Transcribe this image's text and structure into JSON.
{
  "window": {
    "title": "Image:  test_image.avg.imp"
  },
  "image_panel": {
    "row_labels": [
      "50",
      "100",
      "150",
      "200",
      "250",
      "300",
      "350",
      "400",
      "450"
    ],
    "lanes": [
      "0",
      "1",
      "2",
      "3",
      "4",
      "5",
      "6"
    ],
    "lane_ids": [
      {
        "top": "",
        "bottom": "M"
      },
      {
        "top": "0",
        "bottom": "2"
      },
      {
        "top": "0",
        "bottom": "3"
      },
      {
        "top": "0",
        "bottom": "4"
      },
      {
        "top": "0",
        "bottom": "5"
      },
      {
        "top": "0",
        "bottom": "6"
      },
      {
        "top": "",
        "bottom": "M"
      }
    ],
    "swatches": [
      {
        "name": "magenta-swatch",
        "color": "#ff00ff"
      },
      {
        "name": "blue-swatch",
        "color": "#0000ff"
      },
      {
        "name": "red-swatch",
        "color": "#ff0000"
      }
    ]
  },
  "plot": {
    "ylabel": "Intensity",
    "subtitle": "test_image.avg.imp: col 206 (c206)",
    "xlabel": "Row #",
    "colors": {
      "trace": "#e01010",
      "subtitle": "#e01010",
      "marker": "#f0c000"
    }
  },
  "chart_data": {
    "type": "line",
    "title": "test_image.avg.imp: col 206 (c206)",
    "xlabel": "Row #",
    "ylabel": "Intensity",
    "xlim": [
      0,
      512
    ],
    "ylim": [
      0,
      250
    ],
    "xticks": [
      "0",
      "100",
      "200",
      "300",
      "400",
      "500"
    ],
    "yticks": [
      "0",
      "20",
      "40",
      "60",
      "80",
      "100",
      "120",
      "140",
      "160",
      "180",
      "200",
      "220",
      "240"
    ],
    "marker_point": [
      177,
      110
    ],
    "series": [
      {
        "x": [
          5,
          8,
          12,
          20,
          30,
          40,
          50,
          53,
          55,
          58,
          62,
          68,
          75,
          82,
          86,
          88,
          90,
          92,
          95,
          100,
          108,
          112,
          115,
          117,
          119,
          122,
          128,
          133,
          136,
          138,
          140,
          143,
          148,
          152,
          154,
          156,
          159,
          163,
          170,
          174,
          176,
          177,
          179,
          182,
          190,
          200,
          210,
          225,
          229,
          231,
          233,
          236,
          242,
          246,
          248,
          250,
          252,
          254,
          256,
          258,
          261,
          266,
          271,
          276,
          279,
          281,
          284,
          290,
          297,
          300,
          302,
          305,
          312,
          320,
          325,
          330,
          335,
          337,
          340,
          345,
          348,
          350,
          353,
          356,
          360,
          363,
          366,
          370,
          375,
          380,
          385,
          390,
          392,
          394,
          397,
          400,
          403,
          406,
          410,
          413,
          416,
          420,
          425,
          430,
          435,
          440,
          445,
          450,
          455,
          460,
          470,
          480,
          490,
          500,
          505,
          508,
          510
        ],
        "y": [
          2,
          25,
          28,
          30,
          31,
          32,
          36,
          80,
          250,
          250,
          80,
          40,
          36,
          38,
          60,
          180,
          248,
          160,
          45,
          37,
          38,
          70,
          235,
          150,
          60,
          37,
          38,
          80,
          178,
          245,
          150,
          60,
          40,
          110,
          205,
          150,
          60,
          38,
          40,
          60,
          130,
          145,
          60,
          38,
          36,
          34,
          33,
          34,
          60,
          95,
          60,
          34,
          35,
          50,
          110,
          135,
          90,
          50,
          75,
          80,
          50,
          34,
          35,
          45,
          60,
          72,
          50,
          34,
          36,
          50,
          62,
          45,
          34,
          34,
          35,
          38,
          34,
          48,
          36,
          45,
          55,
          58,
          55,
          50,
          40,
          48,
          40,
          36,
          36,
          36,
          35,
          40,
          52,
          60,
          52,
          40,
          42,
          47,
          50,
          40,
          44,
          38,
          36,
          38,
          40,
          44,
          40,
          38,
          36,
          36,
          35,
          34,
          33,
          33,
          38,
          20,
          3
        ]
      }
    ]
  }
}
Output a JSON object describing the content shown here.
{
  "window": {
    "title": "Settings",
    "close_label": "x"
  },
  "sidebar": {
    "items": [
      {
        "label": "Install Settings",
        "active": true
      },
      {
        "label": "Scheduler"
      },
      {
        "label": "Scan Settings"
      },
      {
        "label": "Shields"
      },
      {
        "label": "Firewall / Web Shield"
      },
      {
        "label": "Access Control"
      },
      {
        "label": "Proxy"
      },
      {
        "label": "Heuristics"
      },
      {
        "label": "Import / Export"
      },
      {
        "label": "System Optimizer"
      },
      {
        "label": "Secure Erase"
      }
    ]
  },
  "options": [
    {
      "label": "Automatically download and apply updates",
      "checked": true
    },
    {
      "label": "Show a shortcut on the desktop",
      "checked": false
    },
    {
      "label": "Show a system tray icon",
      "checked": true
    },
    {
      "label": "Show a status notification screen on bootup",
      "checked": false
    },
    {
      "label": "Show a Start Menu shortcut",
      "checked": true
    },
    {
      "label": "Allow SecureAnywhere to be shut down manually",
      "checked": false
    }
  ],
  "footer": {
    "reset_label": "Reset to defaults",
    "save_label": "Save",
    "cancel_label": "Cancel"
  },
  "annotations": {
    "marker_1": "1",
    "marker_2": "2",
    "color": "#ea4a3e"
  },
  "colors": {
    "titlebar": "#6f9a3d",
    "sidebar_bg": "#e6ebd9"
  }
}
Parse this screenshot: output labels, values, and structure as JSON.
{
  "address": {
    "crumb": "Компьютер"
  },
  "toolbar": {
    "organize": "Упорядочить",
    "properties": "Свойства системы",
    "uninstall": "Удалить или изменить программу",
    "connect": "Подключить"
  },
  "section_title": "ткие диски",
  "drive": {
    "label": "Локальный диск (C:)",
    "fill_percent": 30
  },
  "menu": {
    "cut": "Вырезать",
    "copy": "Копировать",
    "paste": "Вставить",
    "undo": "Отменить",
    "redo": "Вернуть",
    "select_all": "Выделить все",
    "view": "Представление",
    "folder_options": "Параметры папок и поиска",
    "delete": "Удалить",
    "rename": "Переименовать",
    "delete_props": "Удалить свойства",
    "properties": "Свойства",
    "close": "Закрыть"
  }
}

··········

**Directions for this task**. Output the records exactly, including every line.

**Result of this exercise**.
Transcribe this image's text and structure into JSON.
{
  "window": {
    "title": "Image:  test_image.avg.imp"
  },
  "image_panel": {
    "row_labels": [
      "50",
      "100",
      "150",
      "200",
      "250",
      "300",
      "350",
      "400",
      "450"
    ],
    "lanes": [
      "0",
      "1",
      "2",
      "3",
      "4",
      "5",
      "6"
    ],
    "lane_ids": [
      {
        "top": "",
        "bottom": "M"
      },
      {
        "top": "0",
        "bottom": "2"
      },
      {
        "top": "0",
        "bottom": "3"
      },
      {
        "top": "0",
        "bottom": "4"
      },
      {
        "top": "0",
        "bottom": "5"
      },
      {
        "top": "0",
        "bottom": "6"
      },
      {
        "top": "",
        "bottom": "M"
      }
    ],
    "swatches": [
      {
        "name": "magenta-swatch",
        "color": "#ff00ff"
      },
      {
        "name": "blue-swatch",
        "color": "#0000ff"
      },
      {
        "name": "red-swatch",
        "color": "#ff0000"
      }
    ]
  },
  "plot": {
    "ylabel": "Intensity",
    "subtitle": "test_image.avg.imp: col 206 (c206)",
    "xlabel": "Row #",
    "colors": {
      "trace": "#e01010",
      "subtitle": "#e01010",
      "marker": "#f0c000"
    }
  },
  "chart_data": {
    "type": "line",
    "title": "test_image.avg.imp: col 206 (c206)",
    "xlabel": "Row #",
    "ylabel": "Intensity",
    "xlim": [
      0,
      512
    ],
    "ylim": [
      0,
      250
    ],
    "xticks": [
      "0",
      "100",
      "200",
      "300",
      "400",
      "500"
    ],
    "yticks": [
      "0",
      "20",
      "40",
      "60",
      "80",
      "100",
      "120",
      "140",
      "160",
      "180",
      "200",
      "220",
      "240"
    ],
    "marker_point": [
      177,
      110
    ],
    "series": [
      {
        "x": [
          5,
          8,
          12,
          20,
          30,
          40,
          50,
          53,
          55,
          58,
          62,
          68,
          75,
          82,
          86,
          88,
          90,
          92,
          95,
          100,
          108,
          112,
          115,
          117,
          119,
          122,
          128,
          133,
          136,
          138,
          140,
          143,
          148,
          152,
          154,
          156,
          159,
          163,
          170,
          174,
          176,
          177,
          179,
          182,
          190,
          200,
          210,
          225,
          229,
          231,
          233,
          236,
          242,
          246,
          248,
          250,
          252,
          254,
          256,
          258,
          261,
          266,
          271,
          276,
          279,
          281,
          284,
          290,
          297,
          300,
          302,
          305,
          312,
          320,
          325,
          330,
          335,
          337,
          340,
          345,
          348,
          350,
          353,
          356,
          360,
          363,
          366,
          370,
          375,
          380,
          385,
          390,
          392,
          394,
          397,
          400,
          403,
          406,
          410,
          413,
          416,
          420,
          425,
          430,
          435,
          440,
          445,
          450,
          455,
          460,
          470,
          480,
          490,
          500,
          505,
          508,
          510
        ],
        "y": [
          2,
          25,
          28,
          30,
          31,
          32,
          36,
          80,
          250,
          250,
          80,
          40,
          36,
          38,
          60,
          180,
          248,
          160,
          45,
          37,
          38,
          70,
          235,
          150,
          60,
          37,
          38,
          80,
          178,
          245,
          150,
          60,
          40,
          110,
          205,
          150,
          60,
          38,
          40,
          60,
          130,
          145,
          60,
          38,
          36,
          34,
          33,
          34,
          60,
          95,
          60,
          34,
          35,
          50,
          110,
          135,
          90,
          50,
          75,
          80,
          50,
          34,
          35,
          45,
          60,
          72,
          50,
          34,
          36,
          50,
          62,
          45,
          34,
          34,
          35,
          38,
          34,
          48,
          36,
          45,
          55,
          58,
          55,
          50,
          40,
          48,
          40,
          36,
          36,
          36,
          35,
          40,
          52,
          60,
          52,
          40,
          42,
          47,
          50,
          40,
          44,
          38,
          36,
          38,
          40,
          44,
          40,
          38,
          36,
          36,
          35,
          34,
          33,
          33,
          38,
          20,
          3
        ]
      }
    ]
  }
}
Output a JSON object describing the content shown here.
{
  "window": {
    "title": "Settings",
    "close_label": "x"
  },
  "sidebar": {
    "items": [
      {
        "label": "Install Settings",
        "active": true
      },
      {
        "label": "Scheduler"
      },
      {
        "label": "Scan Settings"
      },
      {
        "label": "Shields"
      },
      {
        "label": "Firewall / Web Shield"
      },
      {
        "label": "Access Control"
      },
      {
        "label": "Proxy"
      },
      {
        "label": "Heuristics"
      },
      {
        "label": "Import / Export"
      },
      {
        "label": "System Optimizer"
      },
      {
        "label": "Secure Erase"
      }
    ]
  },
  "options": [
    {
      "label": "Automatically download and apply updates",
      "checked": true
    },
    {
      "label": "Show a shortcut on the desktop",
      "checked": false
    },
    {
      "label": "Show a system tray icon",
      "checked": true
    },
    {
      "label": "Show a status notification screen on bootup",
      "checked": false
    },
    {
      "label": "Show a Start Menu shortcut",
      "checked": true
    },
    {
      "label": "Allow SecureAnywhere to be shut down manually",
      "checked": false
    }
  ],
  "footer": {
    "reset_label": "Reset to defaults",
    "save_label": "Save",
    "cancel_label": "Cancel"
  },
  "annotations": {
    "marker_1": "1",
    "marker_2": "2",
    "color": "#ea4a3e"
  },
  "colors": {
    "titlebar": "#6f9a3d",
    "sidebar_bg": "#e6ebd9"
  }
}
Parse this screenshot: output labels, values, and structure as JSON.
{
  "address": {
    "crumb": "Компьютер"
  },
  "toolbar": {
    "organize": "Упорядочить",
    "properties": "Свойства системы",
    "uninstall": "Удалить или изменить программу",
    "connect": "Подключить"
  },
  "section_title": "ткие диски",
  "drive": {
    "label": "Локальный диск (C:)",
    "fill_percent": 30
  },
  "menu": {
    "cut": "Вырезать",
    "copy": "Копировать",
    "paste": "Вставить",
    "undo": "Отменить",
    "redo": "Вернуть",
    "select_all": "Выделить все",
    "view": "Представление",
    "folder_options": "Параметры папок и поиска",
    "delete": "Удалить",
    "rename": "Переименовать",
    "delete_props": "Удалить свойства",
    "properties": "Свойства",
    "close": "Закрыть"
  }
}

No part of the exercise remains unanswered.